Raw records
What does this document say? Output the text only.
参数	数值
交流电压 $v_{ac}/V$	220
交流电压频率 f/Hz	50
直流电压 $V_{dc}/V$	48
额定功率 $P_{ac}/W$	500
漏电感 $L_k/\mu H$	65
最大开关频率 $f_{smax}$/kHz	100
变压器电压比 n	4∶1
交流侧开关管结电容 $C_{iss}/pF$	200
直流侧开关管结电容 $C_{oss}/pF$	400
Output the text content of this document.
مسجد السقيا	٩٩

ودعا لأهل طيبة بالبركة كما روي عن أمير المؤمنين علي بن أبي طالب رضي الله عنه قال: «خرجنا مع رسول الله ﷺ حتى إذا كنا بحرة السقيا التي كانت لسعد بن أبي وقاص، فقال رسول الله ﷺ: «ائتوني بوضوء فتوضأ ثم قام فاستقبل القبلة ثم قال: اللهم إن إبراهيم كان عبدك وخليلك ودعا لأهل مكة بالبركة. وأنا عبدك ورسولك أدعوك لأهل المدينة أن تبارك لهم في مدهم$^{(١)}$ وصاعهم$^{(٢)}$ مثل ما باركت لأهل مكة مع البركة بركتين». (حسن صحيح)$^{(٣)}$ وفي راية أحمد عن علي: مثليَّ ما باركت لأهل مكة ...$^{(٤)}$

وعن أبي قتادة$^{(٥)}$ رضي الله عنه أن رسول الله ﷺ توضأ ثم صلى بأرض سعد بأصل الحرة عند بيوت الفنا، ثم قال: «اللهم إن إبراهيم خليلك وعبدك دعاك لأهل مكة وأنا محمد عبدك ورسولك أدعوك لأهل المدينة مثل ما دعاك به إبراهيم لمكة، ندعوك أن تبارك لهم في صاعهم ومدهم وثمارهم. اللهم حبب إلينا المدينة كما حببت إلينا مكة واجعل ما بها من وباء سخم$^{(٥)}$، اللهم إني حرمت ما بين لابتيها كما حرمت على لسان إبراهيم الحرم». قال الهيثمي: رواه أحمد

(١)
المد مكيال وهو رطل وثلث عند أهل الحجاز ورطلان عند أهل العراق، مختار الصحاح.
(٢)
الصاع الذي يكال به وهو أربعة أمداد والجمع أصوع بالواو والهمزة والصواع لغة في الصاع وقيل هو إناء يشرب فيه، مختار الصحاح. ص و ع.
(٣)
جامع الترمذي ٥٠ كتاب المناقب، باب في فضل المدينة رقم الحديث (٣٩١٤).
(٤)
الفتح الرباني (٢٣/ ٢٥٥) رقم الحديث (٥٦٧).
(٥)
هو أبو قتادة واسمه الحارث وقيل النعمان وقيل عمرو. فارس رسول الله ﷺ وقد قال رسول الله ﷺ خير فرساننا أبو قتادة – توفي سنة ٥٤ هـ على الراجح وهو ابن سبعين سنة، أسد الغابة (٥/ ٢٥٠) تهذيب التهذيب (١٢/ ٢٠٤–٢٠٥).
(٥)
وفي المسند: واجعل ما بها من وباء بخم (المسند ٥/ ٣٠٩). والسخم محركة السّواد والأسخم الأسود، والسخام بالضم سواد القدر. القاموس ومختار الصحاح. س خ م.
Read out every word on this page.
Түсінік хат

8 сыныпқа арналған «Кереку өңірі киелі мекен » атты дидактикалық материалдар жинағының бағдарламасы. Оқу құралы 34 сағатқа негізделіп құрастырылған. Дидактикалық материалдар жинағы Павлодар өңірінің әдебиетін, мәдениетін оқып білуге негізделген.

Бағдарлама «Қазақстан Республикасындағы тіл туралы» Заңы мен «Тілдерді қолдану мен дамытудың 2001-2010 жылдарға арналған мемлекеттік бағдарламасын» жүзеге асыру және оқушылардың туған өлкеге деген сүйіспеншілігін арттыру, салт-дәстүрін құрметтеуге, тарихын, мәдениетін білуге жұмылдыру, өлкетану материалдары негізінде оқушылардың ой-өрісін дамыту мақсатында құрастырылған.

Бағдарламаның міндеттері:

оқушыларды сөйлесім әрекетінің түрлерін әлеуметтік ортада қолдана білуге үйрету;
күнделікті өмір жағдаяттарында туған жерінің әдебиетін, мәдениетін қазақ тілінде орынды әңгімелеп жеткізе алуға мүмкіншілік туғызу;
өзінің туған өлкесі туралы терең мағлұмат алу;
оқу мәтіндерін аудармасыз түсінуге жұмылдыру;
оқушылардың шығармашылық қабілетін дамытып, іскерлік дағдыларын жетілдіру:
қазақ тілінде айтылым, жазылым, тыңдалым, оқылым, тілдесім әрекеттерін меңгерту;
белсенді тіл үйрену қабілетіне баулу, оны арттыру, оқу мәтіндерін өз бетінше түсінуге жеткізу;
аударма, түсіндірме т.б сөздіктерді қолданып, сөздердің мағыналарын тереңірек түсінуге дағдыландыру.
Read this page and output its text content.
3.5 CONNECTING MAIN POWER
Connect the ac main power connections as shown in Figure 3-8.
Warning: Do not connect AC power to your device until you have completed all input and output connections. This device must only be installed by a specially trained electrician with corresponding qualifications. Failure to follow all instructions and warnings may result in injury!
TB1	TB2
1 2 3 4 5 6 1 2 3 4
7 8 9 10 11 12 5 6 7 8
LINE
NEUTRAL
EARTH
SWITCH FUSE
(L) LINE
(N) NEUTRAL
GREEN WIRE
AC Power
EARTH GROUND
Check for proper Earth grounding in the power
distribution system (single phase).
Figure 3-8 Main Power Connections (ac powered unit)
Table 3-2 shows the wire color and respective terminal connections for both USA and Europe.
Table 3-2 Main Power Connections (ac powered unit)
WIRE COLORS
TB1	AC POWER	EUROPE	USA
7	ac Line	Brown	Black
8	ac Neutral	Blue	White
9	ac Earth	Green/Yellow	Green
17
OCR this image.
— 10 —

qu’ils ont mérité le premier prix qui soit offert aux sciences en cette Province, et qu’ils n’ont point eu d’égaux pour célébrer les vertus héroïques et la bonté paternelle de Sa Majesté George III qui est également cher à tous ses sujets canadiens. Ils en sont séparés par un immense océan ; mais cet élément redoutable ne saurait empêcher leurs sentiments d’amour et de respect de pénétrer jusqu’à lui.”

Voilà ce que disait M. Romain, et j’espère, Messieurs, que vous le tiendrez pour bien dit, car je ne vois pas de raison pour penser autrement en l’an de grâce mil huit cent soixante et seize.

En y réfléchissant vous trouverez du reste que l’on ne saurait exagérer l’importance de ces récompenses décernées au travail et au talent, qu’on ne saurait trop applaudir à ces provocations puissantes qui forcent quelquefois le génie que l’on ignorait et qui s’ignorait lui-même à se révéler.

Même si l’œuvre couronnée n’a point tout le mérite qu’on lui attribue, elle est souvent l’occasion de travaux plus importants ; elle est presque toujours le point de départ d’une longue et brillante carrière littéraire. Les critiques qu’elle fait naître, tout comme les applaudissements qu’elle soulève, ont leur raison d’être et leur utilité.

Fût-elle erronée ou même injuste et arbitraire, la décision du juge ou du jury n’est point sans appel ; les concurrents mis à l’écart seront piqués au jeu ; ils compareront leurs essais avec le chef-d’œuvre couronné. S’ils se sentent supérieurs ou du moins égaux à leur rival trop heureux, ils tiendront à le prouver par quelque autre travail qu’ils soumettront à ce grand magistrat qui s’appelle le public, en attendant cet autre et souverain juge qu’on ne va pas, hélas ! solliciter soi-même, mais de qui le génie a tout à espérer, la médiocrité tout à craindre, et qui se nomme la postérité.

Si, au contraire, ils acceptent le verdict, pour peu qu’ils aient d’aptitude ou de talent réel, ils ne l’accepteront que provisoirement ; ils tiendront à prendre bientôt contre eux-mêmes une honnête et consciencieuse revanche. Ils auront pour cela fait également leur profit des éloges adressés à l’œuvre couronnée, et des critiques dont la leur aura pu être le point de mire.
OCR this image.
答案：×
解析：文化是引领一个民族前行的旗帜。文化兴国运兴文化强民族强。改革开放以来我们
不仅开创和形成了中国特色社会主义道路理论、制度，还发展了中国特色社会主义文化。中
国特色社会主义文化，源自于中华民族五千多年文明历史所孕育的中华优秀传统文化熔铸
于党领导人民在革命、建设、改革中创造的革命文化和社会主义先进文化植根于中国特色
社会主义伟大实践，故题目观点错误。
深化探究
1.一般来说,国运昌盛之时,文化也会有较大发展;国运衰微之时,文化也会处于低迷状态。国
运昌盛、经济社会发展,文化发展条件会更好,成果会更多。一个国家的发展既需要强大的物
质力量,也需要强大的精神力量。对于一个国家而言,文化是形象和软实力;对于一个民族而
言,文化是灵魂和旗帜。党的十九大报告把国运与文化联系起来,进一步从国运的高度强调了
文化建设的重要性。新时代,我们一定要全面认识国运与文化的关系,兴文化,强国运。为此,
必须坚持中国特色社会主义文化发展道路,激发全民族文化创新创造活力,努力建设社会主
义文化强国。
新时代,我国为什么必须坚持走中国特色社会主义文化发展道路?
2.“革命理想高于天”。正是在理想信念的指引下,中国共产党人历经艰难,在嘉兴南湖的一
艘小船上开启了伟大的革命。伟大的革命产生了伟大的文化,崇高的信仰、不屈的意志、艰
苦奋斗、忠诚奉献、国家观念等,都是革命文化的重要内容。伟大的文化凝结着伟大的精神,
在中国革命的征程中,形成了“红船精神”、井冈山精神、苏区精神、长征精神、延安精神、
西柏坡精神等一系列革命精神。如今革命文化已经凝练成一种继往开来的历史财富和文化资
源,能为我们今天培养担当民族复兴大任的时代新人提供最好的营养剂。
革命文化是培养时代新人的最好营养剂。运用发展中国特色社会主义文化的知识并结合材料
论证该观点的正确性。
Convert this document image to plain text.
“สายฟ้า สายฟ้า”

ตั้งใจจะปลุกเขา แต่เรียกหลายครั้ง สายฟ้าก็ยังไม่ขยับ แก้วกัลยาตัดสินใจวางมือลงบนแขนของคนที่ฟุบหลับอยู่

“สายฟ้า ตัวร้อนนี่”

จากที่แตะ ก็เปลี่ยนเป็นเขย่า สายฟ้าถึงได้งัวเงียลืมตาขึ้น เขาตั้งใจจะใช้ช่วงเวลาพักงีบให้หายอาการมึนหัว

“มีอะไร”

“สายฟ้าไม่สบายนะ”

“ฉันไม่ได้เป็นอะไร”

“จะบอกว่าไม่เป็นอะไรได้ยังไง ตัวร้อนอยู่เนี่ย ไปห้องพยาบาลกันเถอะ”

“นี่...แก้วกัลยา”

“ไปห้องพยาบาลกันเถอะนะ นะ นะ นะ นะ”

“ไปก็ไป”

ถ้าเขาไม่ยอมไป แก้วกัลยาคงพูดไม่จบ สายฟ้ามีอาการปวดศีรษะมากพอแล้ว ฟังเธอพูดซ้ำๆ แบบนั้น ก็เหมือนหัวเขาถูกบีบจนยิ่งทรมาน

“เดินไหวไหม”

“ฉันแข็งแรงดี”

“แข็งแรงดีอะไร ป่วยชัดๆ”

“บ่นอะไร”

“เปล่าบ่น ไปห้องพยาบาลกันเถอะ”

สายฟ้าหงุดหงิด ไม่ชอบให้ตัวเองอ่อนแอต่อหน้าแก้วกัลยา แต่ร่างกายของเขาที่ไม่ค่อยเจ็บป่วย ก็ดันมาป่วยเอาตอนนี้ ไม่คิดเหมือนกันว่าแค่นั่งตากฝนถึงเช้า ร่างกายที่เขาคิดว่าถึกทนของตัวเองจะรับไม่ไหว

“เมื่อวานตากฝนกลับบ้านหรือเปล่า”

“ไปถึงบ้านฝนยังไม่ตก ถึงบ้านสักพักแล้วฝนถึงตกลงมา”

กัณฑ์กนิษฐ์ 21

__Exercise brief__
Find the lines above holding the word "only" and show them.

__Full solution__
What does this document say? Output the text only.
Warning: Do not connect AC power to your device until you have completed all input and output connections. This device must only be installed by a specially trained electrician with corresponding qualifications. Failure to follow all instructions and warnings may result in injury!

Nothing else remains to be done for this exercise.